Filter the data for lines with the word "Jefe", then copy every line so identified.

(Items from a figure collection)
■ ■ ■ ■ ■

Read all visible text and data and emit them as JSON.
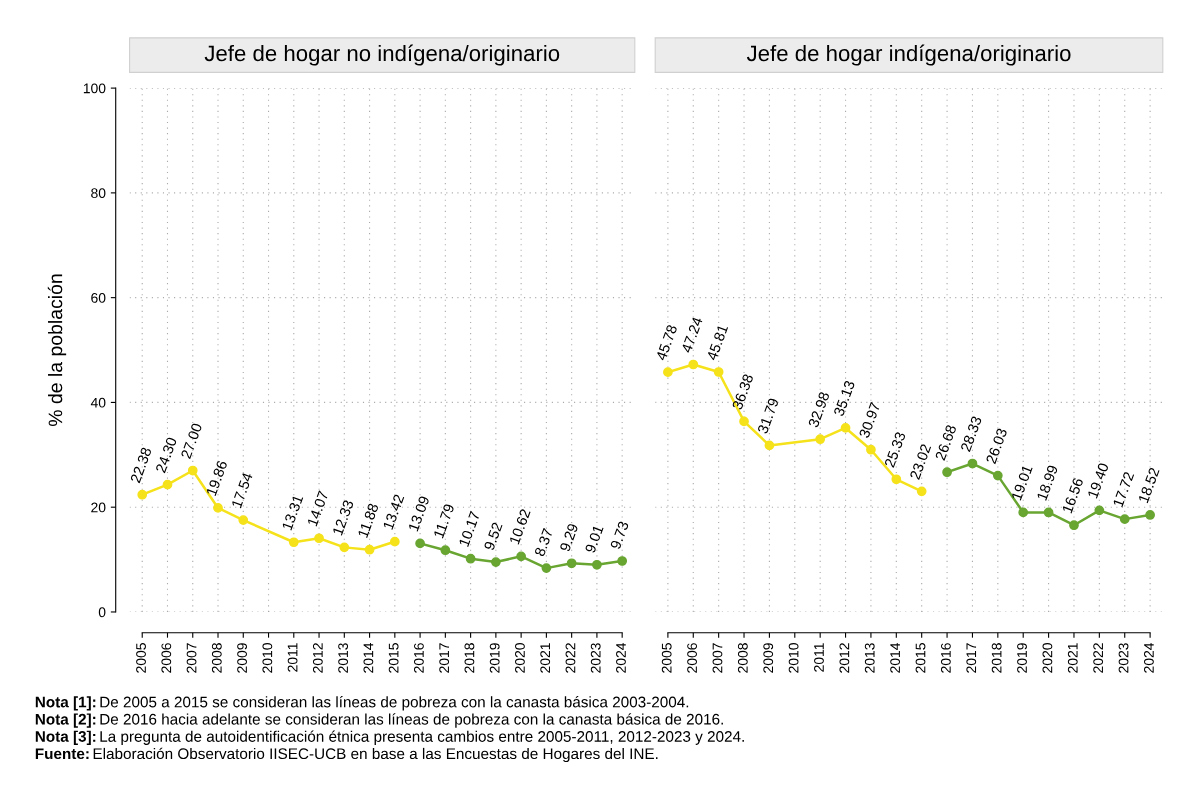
{
  "chart_data": [
    {
      "type": "line",
      "title": "Jefe de hogar no indígena/originario",
      "ylabel": "% de la población",
      "xlim": [
        2004.5,
        2024.5
      ],
      "ylim": [
        0,
        100
      ],
      "xticks": [
        2005,
        2006,
        2007,
        2008,
        2009,
        2010,
        2011,
        2012,
        2013,
        2014,
        2015,
        2016,
        2017,
        2018,
        2019,
        2020,
        2021,
        2022,
        2023,
        2024
      ],
      "yticks": [
        0,
        20,
        40,
        60,
        80,
        100
      ],
      "grid": true,
      "marker": "circle",
      "line_style": "solid",
      "series": [
        {
          "color": "#f5e21b",
          "x": [
            2005,
            2006,
            2007,
            2008,
            2009,
            2011,
            2012,
            2013,
            2014,
            2015
          ],
          "values": [
            22.38,
            24.3,
            27.0,
            19.86,
            17.54,
            13.31,
            14.07,
            12.33,
            11.88,
            13.42
          ],
          "value_labels": [
            "22.38",
            "24.30",
            "27.00",
            "19.86",
            "17.54",
            "13.31",
            "14.07",
            "12.33",
            "11.88",
            "13.42"
          ]
        },
        {
          "color": "#68a531",
          "x": [
            2016,
            2017,
            2018,
            2019,
            2020,
            2021,
            2022,
            2023,
            2024
          ],
          "values": [
            13.09,
            11.79,
            10.17,
            9.52,
            10.62,
            8.37,
            9.29,
            9.01,
            9.73
          ],
          "value_labels": [
            "13.09",
            "11.79",
            "10.17",
            "9.52",
            "10.62",
            "8.37",
            "9.29",
            "9.01",
            "9.73"
          ]
        }
      ],
      "annotations": [
        "Nota [1]: De 2005 a 2015 se consideran las líneas de pobreza con la canasta básica 2003-2004.",
        "Nota [2]: De 2016 hacia adelante se consideran las líneas de pobreza con la canasta básica de 2016.",
        "Nota [3]: La pregunta de autoidentificación étnica presenta cambios entre 2005-2011, 2012-2023 y 2024.",
        "Fuente: Elaboración Observatorio IISEC-UCB en base a las Encuestas de Hogares del INE."
      ]
    },
    {
      "type": "line",
      "title": "Jefe de hogar indígena/originario",
      "xlim": [
        2004.5,
        2024.5
      ],
      "ylim": [
        0,
        100
      ],
      "xticks": [
        2005,
        2006,
        2007,
        2008,
        2009,
        2010,
        2011,
        2012,
        2013,
        2014,
        2015,
        2016,
        2017,
        2018,
        2019,
        2020,
        2021,
        2022,
        2023,
        2024
      ],
      "yticks": [
        0,
        20,
        40,
        60,
        80,
        100
      ],
      "grid": true,
      "marker": "circle",
      "line_style": "solid",
      "tick_labels": "x",
      "series": [
        {
          "color": "#f5e21b",
          "x": [
            2005,
            2006,
            2007,
            2008,
            2009,
            2011,
            2012,
            2013,
            2014,
            2015
          ],
          "values": [
            45.78,
            47.24,
            45.81,
            36.38,
            31.79,
            32.98,
            35.13,
            30.97,
            25.33,
            23.02
          ],
          "value_labels": [
            "45.78",
            "47.24",
            "45.81",
            "36.38",
            "31.79",
            "32.98",
            "35.13",
            "30.97",
            "25.33",
            "23.02"
          ]
        },
        {
          "color": "#68a531",
          "x": [
            2016,
            2017,
            2018,
            2019,
            2020,
            2021,
            2022,
            2023,
            2024
          ],
          "values": [
            26.68,
            28.33,
            26.03,
            19.01,
            18.99,
            16.56,
            19.4,
            17.72,
            18.52
          ],
          "value_labels": [
            "26.68",
            "28.33",
            "26.03",
            "19.01",
            "18.99",
            "16.56",
            "19.40",
            "17.72",
            "18.52"
          ]
        }
      ]
    }
  ]
}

■ ■ ■ ■ ■

▶ _OUTPUT OF THE EXERCISE_:
      "title": "Jefe de hogar no indígena/originario",
      "title": "Jefe de hogar indígena/originario",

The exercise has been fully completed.